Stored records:
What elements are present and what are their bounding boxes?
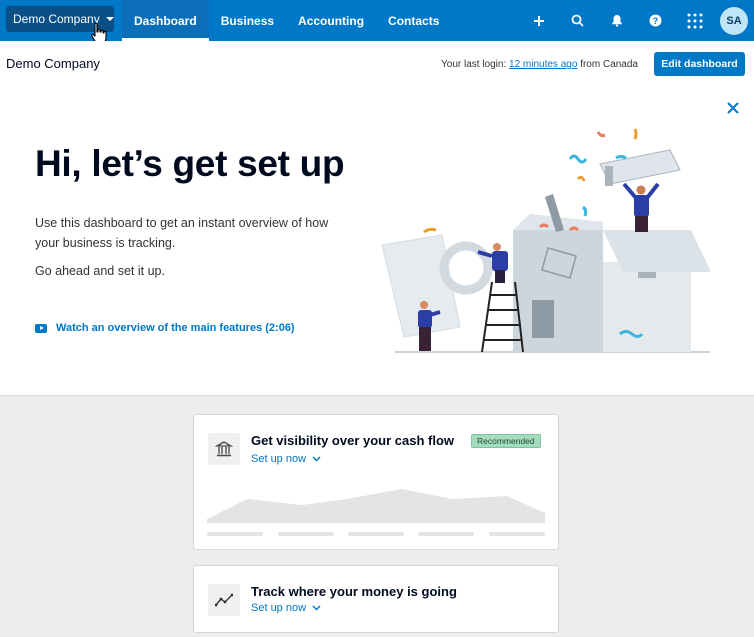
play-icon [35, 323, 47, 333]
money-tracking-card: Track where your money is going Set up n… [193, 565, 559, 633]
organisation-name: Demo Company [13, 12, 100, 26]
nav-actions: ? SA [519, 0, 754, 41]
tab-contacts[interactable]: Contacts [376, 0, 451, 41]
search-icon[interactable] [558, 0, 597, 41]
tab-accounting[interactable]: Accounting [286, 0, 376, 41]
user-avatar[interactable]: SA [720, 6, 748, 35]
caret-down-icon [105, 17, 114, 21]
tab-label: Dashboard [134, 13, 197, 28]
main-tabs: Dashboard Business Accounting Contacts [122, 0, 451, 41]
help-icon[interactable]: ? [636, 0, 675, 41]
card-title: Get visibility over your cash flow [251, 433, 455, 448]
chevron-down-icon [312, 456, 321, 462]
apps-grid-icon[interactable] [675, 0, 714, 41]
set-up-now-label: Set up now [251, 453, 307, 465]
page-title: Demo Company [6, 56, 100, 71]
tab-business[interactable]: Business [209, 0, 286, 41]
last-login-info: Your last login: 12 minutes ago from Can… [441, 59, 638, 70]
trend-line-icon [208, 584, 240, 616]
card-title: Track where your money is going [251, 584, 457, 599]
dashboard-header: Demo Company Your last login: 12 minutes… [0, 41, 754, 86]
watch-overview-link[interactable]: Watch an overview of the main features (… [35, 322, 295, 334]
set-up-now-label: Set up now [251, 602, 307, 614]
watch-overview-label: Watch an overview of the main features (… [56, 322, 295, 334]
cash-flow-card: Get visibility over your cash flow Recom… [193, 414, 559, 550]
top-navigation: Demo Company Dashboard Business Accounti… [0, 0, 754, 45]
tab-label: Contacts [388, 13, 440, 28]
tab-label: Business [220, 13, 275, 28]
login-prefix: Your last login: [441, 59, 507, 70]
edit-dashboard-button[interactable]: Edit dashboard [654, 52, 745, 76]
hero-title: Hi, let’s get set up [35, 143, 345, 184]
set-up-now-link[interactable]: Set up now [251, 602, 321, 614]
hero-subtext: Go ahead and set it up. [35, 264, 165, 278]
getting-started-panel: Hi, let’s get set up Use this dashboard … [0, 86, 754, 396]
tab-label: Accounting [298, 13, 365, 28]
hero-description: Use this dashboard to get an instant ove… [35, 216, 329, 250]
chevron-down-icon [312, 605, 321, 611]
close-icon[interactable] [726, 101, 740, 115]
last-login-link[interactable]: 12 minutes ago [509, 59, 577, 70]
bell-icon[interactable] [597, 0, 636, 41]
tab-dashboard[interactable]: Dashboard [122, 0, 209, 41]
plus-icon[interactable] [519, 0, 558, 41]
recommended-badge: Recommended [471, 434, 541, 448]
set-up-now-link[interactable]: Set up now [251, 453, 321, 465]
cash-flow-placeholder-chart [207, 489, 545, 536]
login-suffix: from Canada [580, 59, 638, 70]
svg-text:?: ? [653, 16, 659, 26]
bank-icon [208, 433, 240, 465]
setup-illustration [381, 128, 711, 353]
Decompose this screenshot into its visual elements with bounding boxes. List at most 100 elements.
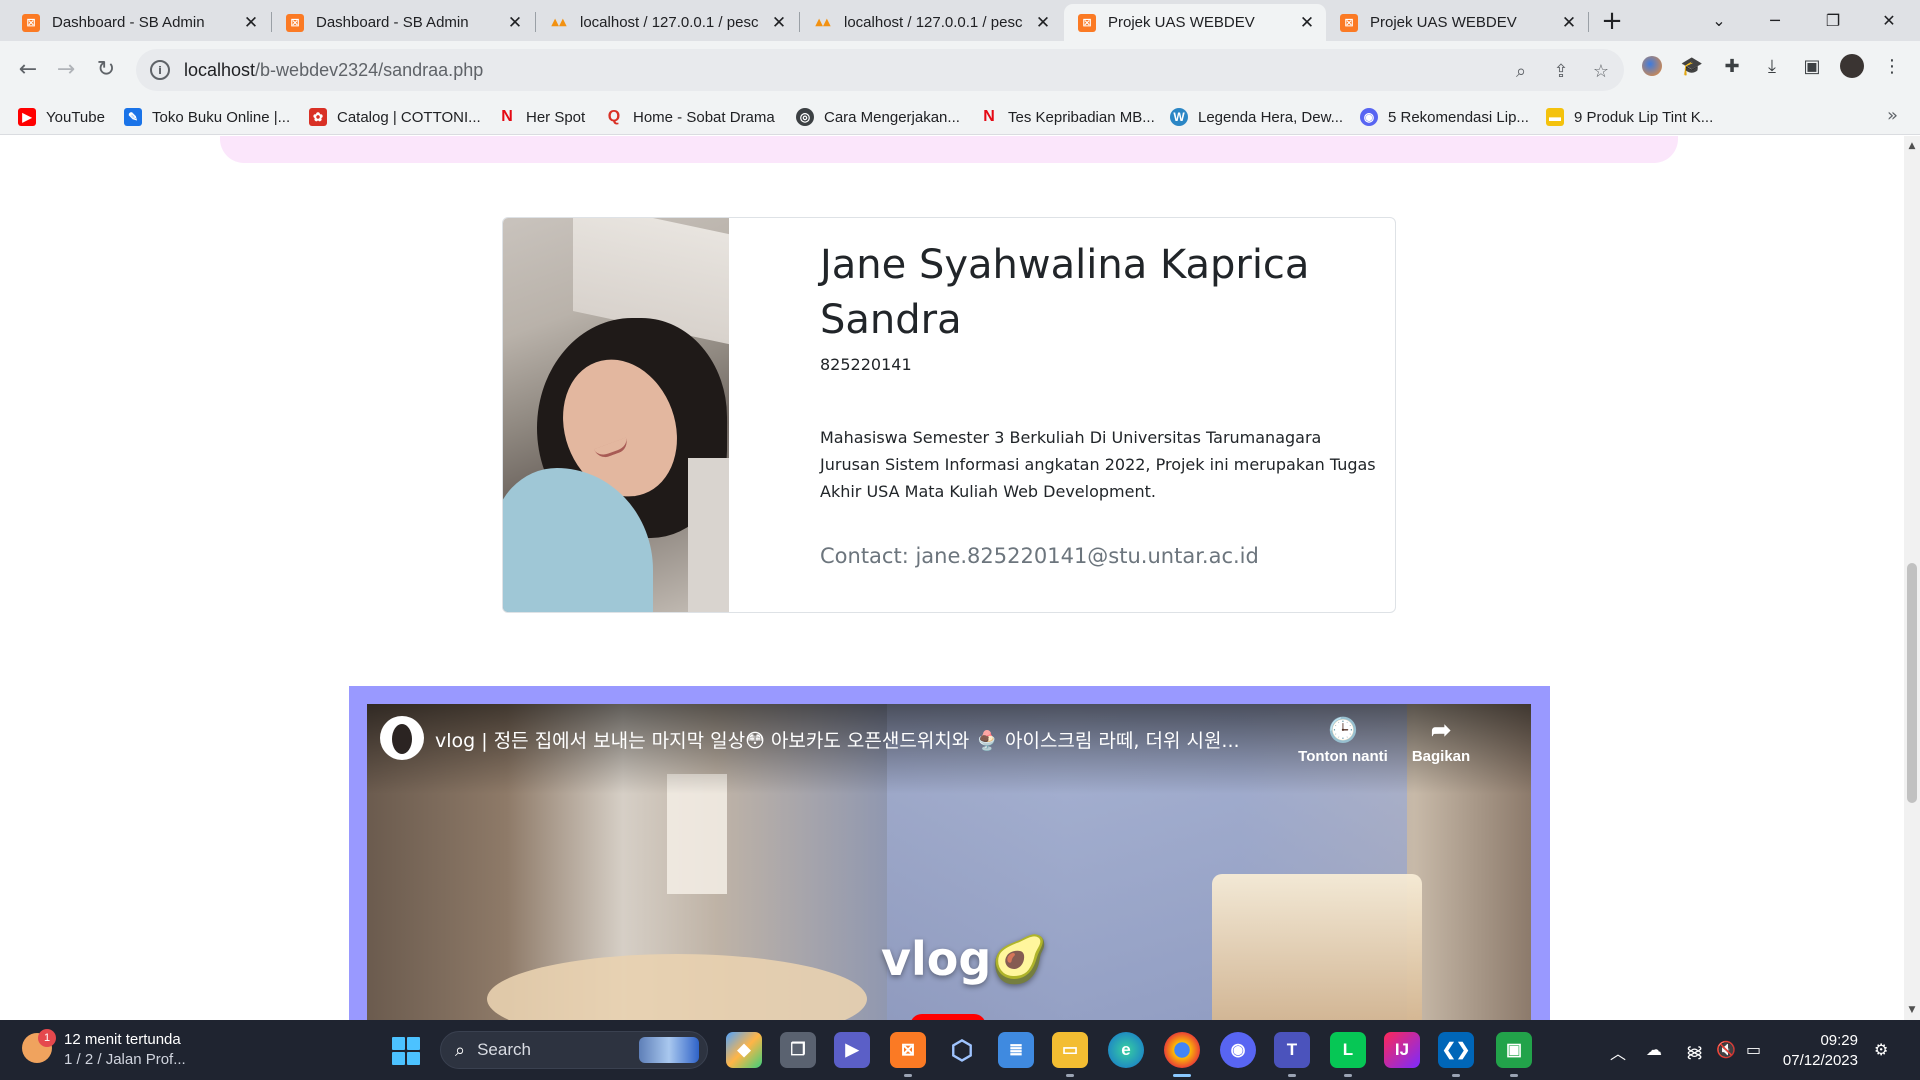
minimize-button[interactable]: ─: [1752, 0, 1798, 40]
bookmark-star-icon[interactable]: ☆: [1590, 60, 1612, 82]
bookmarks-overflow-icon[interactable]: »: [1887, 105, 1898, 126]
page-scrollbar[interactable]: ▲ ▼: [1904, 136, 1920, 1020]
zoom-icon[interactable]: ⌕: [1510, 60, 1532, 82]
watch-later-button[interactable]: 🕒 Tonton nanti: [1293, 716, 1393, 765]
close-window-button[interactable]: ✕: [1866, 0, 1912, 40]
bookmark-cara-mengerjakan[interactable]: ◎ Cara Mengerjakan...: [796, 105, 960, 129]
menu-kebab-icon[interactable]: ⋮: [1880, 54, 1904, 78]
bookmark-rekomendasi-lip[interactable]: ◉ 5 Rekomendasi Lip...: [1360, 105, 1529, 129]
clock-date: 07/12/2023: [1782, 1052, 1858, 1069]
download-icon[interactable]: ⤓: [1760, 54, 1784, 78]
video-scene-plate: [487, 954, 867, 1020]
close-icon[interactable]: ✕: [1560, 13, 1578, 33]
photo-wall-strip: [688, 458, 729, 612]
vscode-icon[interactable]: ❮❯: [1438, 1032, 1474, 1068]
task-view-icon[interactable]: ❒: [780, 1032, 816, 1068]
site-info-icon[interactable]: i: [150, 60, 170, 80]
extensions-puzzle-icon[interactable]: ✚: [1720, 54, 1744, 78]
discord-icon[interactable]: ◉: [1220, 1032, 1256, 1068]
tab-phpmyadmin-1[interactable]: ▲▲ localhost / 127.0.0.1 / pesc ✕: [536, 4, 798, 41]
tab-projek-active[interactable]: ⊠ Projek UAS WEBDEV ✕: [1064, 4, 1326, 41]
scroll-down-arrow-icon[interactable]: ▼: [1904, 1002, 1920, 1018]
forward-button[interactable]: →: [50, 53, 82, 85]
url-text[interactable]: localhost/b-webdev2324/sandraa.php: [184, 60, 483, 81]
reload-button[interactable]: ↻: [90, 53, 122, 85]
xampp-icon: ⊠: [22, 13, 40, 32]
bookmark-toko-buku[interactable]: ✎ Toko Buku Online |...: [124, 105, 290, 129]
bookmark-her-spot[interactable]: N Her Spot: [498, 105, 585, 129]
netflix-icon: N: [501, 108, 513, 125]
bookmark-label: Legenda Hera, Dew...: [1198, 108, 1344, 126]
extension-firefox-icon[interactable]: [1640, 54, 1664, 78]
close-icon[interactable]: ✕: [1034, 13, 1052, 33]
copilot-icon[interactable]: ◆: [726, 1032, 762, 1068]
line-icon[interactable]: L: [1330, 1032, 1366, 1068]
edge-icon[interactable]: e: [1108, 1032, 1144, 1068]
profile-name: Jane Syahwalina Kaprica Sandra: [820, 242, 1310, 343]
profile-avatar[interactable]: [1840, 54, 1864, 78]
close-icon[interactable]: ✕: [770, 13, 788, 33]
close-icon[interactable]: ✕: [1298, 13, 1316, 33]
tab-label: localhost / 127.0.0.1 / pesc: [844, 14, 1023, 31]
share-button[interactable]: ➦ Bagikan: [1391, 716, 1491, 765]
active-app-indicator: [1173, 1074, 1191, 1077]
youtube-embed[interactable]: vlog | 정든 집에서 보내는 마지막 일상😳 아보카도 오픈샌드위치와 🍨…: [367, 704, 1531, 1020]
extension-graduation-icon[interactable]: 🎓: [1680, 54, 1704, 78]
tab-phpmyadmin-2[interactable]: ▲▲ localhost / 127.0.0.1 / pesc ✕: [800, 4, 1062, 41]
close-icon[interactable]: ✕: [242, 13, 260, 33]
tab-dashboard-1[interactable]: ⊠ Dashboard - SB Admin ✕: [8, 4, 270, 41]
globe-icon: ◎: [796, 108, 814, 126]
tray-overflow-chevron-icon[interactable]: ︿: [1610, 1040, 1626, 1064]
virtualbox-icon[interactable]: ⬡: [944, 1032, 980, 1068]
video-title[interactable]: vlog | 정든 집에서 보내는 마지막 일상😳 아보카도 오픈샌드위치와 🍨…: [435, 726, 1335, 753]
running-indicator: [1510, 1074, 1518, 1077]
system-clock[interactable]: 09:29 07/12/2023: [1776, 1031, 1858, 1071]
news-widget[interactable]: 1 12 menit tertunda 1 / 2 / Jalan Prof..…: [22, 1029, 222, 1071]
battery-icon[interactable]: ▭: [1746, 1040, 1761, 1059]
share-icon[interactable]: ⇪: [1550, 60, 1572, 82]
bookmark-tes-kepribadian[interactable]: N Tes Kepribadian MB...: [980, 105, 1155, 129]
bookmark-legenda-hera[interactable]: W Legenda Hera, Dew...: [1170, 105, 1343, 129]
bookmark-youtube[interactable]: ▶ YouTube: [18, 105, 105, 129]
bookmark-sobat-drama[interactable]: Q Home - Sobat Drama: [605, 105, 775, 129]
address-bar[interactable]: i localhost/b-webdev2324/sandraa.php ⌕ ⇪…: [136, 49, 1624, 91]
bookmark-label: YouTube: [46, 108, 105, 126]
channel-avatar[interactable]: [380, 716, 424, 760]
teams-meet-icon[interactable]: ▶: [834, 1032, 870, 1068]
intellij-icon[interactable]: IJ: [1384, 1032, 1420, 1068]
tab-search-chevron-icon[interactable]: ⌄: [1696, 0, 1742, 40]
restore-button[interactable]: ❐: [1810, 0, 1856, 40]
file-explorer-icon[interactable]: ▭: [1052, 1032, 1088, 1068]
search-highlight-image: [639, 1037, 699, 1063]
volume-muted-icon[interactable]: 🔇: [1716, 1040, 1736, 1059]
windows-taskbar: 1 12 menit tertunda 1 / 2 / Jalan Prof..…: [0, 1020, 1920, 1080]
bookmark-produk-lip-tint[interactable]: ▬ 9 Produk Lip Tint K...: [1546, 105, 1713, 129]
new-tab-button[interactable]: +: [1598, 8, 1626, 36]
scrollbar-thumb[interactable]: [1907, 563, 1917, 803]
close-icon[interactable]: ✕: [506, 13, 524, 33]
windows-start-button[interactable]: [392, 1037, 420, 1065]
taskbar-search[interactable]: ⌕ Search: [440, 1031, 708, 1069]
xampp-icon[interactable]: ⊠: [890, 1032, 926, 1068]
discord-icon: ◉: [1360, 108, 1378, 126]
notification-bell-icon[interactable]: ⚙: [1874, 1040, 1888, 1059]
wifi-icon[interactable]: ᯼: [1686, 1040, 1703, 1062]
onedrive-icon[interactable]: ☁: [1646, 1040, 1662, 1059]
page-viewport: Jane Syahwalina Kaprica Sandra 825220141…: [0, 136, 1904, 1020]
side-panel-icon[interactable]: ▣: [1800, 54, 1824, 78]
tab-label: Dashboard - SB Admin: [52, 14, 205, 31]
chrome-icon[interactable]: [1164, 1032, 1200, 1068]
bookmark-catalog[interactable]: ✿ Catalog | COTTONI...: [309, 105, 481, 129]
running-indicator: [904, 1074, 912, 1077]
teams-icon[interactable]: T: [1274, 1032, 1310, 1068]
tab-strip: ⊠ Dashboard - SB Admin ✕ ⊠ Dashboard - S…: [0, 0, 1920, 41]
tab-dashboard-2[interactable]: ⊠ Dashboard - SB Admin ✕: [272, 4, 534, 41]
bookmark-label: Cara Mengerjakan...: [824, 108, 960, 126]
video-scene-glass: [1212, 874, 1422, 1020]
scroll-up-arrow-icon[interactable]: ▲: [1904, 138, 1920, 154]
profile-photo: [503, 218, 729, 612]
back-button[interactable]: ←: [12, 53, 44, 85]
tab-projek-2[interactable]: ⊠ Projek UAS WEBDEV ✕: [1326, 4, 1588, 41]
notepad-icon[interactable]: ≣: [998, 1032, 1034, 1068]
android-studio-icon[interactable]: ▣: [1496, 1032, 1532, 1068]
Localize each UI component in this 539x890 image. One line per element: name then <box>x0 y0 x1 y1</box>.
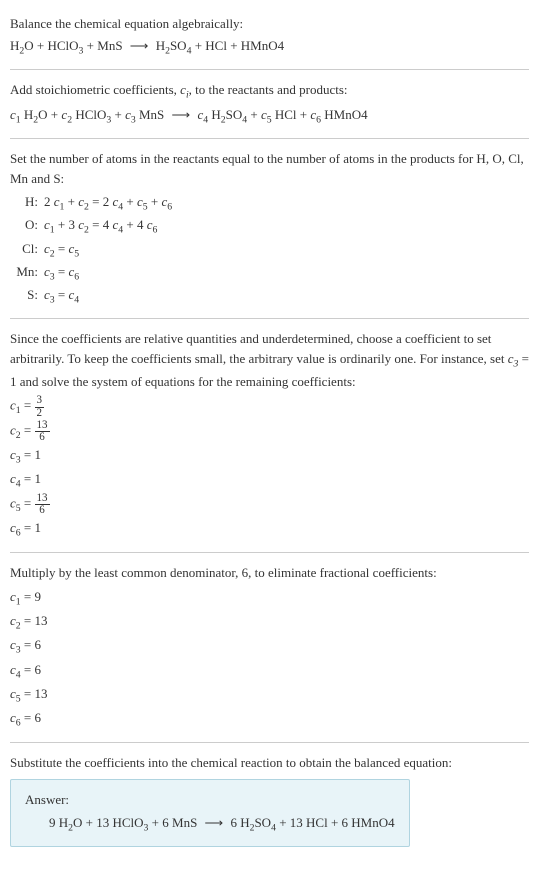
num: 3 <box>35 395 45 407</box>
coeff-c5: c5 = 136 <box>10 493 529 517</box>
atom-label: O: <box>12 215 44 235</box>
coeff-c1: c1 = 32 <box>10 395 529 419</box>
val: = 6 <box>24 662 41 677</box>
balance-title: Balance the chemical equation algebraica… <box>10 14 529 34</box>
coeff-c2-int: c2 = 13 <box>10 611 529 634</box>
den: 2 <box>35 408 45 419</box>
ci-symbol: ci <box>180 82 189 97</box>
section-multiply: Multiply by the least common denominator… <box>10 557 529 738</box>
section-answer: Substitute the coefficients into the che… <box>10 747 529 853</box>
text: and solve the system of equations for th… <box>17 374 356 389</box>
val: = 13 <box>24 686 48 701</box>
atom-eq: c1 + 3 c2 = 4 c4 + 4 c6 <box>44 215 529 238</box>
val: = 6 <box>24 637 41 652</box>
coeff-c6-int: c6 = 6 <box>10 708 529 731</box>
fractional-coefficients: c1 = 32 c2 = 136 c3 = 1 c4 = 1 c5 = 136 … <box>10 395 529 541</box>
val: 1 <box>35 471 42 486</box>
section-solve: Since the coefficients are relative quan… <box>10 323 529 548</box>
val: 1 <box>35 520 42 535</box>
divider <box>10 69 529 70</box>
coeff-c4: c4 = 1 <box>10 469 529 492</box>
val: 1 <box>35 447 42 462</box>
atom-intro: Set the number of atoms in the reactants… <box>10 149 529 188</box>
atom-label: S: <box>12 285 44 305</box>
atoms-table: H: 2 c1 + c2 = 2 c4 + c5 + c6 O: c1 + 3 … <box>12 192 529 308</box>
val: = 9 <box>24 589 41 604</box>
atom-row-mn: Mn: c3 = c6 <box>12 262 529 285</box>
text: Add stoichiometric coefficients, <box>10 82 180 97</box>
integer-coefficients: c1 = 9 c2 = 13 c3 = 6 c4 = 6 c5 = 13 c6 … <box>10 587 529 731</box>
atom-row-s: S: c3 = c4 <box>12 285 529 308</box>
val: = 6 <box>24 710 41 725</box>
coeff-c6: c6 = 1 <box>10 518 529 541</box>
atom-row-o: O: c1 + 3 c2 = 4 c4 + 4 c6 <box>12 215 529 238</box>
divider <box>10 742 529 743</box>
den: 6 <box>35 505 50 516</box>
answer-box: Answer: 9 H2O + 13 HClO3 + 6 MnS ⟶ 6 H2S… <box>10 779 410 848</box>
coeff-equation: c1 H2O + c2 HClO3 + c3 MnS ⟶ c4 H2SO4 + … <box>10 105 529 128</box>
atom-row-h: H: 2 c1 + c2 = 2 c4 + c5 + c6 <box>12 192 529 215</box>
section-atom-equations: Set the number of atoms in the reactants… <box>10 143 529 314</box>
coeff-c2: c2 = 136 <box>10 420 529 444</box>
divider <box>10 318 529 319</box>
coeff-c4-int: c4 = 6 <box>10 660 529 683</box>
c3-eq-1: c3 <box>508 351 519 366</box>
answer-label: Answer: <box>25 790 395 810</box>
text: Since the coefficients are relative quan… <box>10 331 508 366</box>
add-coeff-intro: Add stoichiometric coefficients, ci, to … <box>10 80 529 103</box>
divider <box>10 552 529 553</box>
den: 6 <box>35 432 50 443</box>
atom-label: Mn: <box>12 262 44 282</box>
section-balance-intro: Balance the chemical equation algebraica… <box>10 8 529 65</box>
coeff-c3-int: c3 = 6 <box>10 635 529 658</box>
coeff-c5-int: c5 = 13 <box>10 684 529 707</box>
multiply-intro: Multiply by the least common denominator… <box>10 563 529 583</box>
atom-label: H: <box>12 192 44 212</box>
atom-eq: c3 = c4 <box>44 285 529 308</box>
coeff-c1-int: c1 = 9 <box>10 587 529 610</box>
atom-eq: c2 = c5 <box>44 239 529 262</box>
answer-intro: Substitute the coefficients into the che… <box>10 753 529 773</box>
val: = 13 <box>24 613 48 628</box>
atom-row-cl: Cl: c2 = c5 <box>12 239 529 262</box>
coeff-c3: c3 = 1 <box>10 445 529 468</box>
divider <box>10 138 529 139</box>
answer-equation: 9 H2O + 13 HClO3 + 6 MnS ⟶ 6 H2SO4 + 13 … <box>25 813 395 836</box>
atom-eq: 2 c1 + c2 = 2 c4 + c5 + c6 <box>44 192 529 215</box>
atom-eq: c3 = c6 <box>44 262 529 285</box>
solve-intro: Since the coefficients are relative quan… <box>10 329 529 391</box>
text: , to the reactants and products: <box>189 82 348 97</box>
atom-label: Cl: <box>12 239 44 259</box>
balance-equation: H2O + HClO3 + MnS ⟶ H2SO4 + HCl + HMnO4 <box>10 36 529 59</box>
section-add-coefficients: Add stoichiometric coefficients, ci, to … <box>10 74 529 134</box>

Directions for this task
Output the part of the material that opens with the line containing "num: 3 <box>35 395 45 407</box>" and closes with the line containing "coeff-c4: c4 = 1 <box>10 469 529 492</box>", with both of those lines included, reproducing each line verbatim.

Expected answer
num: 3 <box>35 395 45 407</box>
coeff-c5: c5 = 136 <box>10 493 529 517</box>
atom-label: O: <box>12 215 44 235</box>
coeff-c1: c1 = 32 <box>10 395 529 419</box>
val: = 6 <box>24 662 41 677</box>
balance-title: Balance the chemical equation algebraica… <box>10 14 529 34</box>
coeff-c2-int: c2 = 13 <box>10 611 529 634</box>
den: 2 <box>35 408 45 419</box>
ci-symbol: ci <box>180 82 189 97</box>
section-multiply: Multiply by the least common denominator… <box>10 557 529 738</box>
section-answer: Substitute the coefficients into the che… <box>10 747 529 853</box>
text: and solve the system of equations for th… <box>17 374 356 389</box>
val: = 13 <box>24 686 48 701</box>
atom-eq: c1 + 3 c2 = 4 c4 + 4 c6 <box>44 215 529 238</box>
val: = 6 <box>24 637 41 652</box>
coeff-c6-int: c6 = 6 <box>10 708 529 731</box>
fractional-coefficients: c1 = 32 c2 = 136 c3 = 1 c4 = 1 c5 = 136 … <box>10 395 529 541</box>
val: 1 <box>35 471 42 486</box>
section-solve: Since the coefficients are relative quan… <box>10 323 529 548</box>
val: 1 <box>35 520 42 535</box>
divider <box>10 69 529 70</box>
coeff-c4: c4 = 1 <box>10 469 529 492</box>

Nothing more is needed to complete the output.